Your task: Make an exact copy of all the entries, with the pictures left out.
═══ Entries supplied ═══
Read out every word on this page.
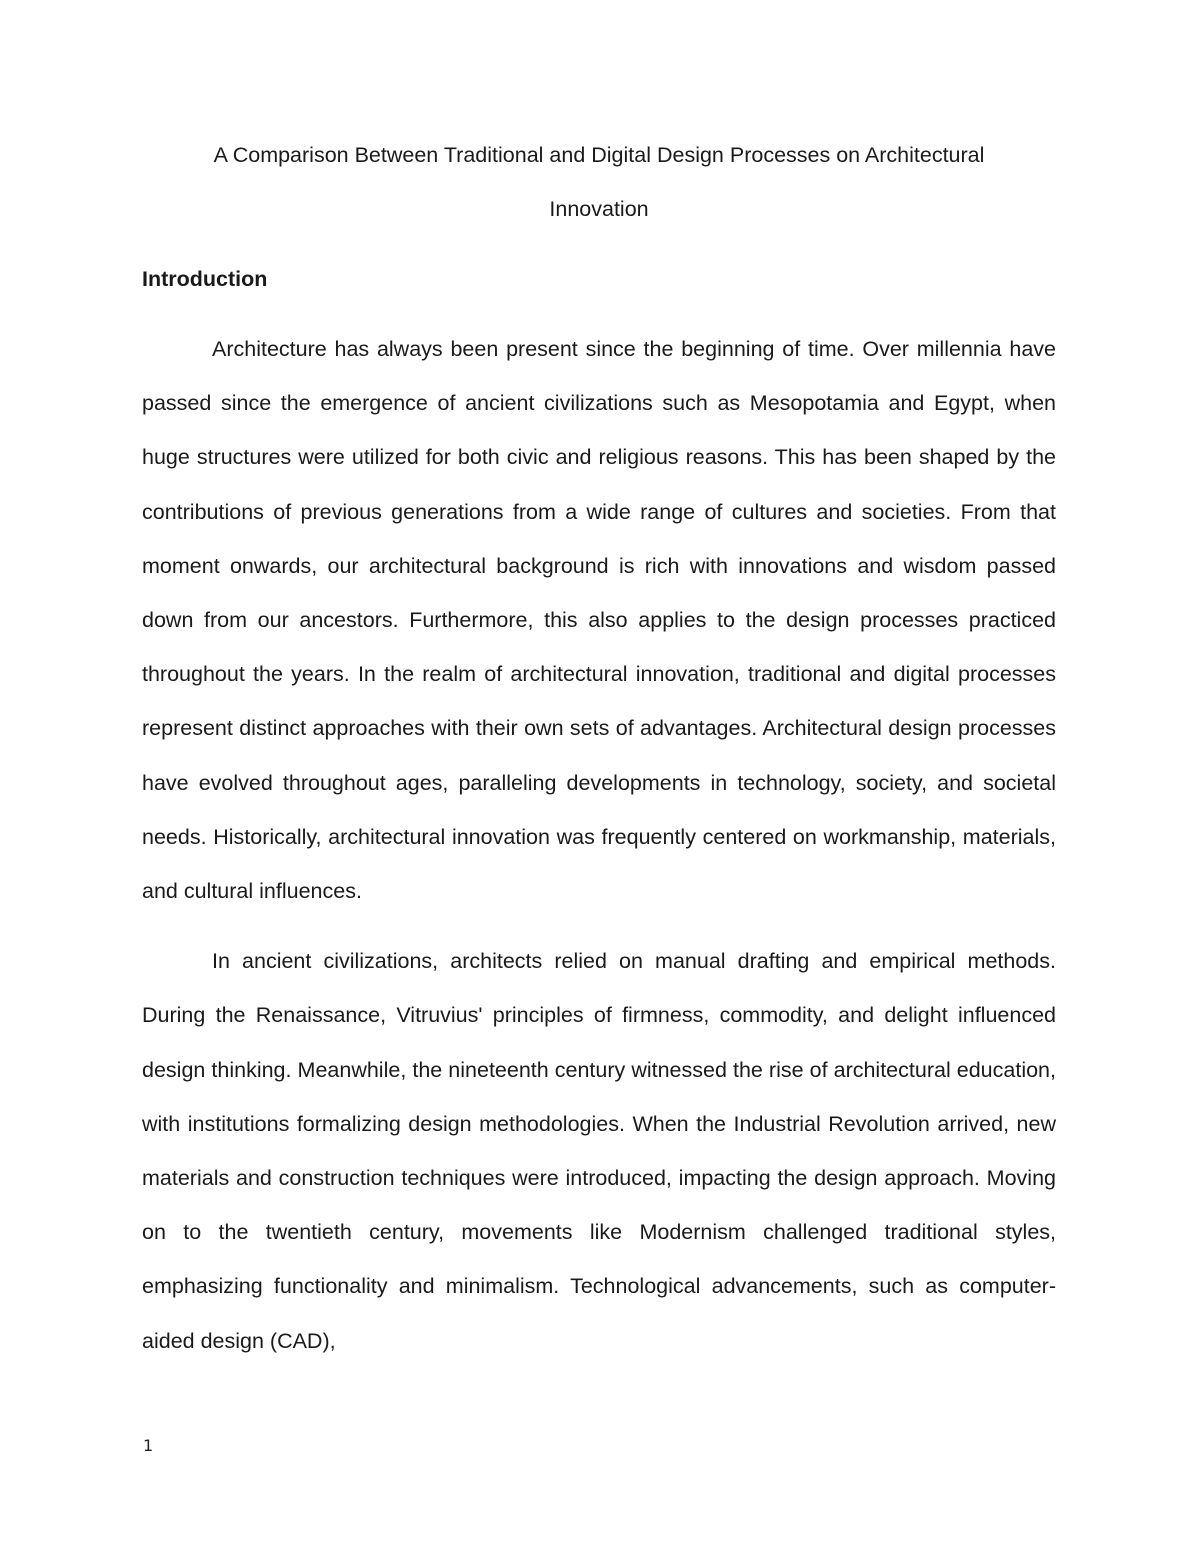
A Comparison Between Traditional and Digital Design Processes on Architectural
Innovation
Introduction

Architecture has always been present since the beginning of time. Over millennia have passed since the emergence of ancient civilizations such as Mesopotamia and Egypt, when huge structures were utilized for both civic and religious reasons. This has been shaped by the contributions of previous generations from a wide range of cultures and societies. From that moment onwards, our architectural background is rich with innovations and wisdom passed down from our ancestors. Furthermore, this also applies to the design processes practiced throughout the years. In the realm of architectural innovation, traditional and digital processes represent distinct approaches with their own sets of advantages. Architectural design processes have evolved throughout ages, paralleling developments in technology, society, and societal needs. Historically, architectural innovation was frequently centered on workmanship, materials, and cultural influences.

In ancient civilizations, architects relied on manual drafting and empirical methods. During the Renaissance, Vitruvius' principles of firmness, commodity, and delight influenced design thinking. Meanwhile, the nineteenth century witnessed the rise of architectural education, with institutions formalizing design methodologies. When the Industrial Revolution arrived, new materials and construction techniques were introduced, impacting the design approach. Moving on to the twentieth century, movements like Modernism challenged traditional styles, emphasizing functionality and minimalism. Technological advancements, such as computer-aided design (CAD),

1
═══
Solution below:
Read out every word on this page.
A Comparison Between Traditional and Digital Design Processes on Architectural
Innovation
Introduction

Architecture has always been present since the beginning of time. Over millennia have passed since the emergence of ancient civilizations such as Mesopotamia and Egypt, when huge structures were utilized for both civic and religious reasons. This has been shaped by the contributions of previous generations from a wide range of cultures and societies. From that moment onwards, our architectural background is rich with innovations and wisdom passed down from our ancestors. Furthermore, this also applies to the design processes practiced throughout the years. In the realm of architectural innovation, traditional and digital processes represent distinct approaches with their own sets of advantages. Architectural design processes have evolved throughout ages, paralleling developments in technology, society, and societal needs. Historically, architectural innovation was frequently centered on workmanship, materials, and cultural influences.

In ancient civilizations, architects relied on manual drafting and empirical methods. During the Renaissance, Vitruvius' principles of firmness, commodity, and delight influenced design thinking. Meanwhile, the nineteenth century witnessed the rise of architectural education, with institutions formalizing design methodologies. When the Industrial Revolution arrived, new materials and construction techniques were introduced, impacting the design approach. Moving on to the twentieth century, movements like Modernism challenged traditional styles, emphasizing functionality and minimalism. Technological advancements, such as computer-aided design (CAD),

1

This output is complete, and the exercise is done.